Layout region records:
----------------
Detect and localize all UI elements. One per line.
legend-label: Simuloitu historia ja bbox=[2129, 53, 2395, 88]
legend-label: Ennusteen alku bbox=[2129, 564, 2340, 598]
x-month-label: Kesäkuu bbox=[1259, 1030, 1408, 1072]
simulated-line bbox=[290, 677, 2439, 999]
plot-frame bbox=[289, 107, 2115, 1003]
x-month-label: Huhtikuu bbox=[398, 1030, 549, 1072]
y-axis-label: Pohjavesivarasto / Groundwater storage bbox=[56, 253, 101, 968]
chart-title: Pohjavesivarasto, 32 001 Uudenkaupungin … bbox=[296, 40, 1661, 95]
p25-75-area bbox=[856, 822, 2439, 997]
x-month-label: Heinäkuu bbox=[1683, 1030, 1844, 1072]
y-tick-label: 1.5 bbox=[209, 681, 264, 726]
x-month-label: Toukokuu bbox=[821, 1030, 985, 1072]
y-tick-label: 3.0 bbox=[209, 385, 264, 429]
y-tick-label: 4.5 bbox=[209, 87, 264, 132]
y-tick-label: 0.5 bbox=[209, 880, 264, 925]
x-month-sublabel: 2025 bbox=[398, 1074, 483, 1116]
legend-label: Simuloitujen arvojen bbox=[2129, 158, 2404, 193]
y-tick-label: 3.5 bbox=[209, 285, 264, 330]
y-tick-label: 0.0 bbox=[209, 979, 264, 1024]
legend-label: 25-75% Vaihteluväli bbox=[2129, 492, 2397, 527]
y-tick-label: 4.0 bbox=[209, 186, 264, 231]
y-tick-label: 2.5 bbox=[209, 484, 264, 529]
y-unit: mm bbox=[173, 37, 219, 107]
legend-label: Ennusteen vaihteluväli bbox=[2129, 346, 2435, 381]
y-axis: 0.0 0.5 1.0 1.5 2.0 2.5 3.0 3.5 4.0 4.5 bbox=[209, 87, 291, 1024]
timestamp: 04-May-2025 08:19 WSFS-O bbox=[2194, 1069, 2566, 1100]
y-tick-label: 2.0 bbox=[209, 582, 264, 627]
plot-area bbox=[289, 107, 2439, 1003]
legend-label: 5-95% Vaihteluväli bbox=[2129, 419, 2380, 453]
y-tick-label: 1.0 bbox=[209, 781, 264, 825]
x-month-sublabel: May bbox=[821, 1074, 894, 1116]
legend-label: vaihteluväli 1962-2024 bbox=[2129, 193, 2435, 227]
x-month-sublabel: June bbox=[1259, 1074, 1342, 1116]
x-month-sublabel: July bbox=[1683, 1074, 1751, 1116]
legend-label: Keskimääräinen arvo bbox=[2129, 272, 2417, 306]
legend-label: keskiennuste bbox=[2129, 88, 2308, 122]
----------------
Reproduce every line of the records above verbatim, in the same order and with nothing changed.

Detect and localize all UI elements. One per line.
legend-label: Simuloitu historia ja bbox=[2129, 53, 2395, 88]
legend-label: Ennusteen alku bbox=[2129, 564, 2340, 598]
x-month-label: Kesäkuu bbox=[1259, 1030, 1408, 1072]
simulated-line bbox=[290, 677, 2439, 999]
plot-frame bbox=[289, 107, 2115, 1003]
x-month-label: Huhtikuu bbox=[398, 1030, 549, 1072]
y-axis-label: Pohjavesivarasto / Groundwater storage bbox=[56, 253, 101, 968]
chart-title: Pohjavesivarasto, 32 001 Uudenkaupungin … bbox=[296, 40, 1661, 95]
p25-75-area bbox=[856, 822, 2439, 997]
x-month-label: Heinäkuu bbox=[1683, 1030, 1844, 1072]
y-tick-label: 1.5 bbox=[209, 681, 264, 726]
x-month-label: Toukokuu bbox=[821, 1030, 985, 1072]
y-tick-label: 3.0 bbox=[209, 385, 264, 429]
y-tick-label: 4.5 bbox=[209, 87, 264, 132]
y-tick-label: 0.5 bbox=[209, 880, 264, 925]
x-month-sublabel: 2025 bbox=[398, 1074, 483, 1116]
legend-label: Simuloitujen arvojen bbox=[2129, 158, 2404, 193]
y-tick-label: 3.5 bbox=[209, 285, 264, 330]
y-tick-label: 0.0 bbox=[209, 979, 264, 1024]
legend-label: 25-75% Vaihteluväli bbox=[2129, 492, 2397, 527]
y-tick-label: 4.0 bbox=[209, 186, 264, 231]
y-tick-label: 2.5 bbox=[209, 484, 264, 529]
y-unit: mm bbox=[173, 37, 219, 107]
legend-label: Ennusteen vaihteluväli bbox=[2129, 346, 2435, 381]
y-axis: 0.0 0.5 1.0 1.5 2.0 2.5 3.0 3.5 4.0 4.5 bbox=[209, 87, 291, 1024]
timestamp: 04-May-2025 08:19 WSFS-O bbox=[2194, 1069, 2566, 1100]
y-tick-label: 2.0 bbox=[209, 582, 264, 627]
plot-area bbox=[289, 107, 2439, 1003]
legend-label: 5-95% Vaihteluväli bbox=[2129, 419, 2380, 453]
y-tick-label: 1.0 bbox=[209, 781, 264, 825]
x-month-sublabel: May bbox=[821, 1074, 894, 1116]
legend-label: vaihteluväli 1962-2024 bbox=[2129, 193, 2435, 227]
x-month-sublabel: June bbox=[1259, 1074, 1342, 1116]
x-month-sublabel: July bbox=[1683, 1074, 1751, 1116]
legend-label: Keskimääräinen arvo bbox=[2129, 272, 2417, 306]
legend-label: keskiennuste bbox=[2129, 88, 2308, 122]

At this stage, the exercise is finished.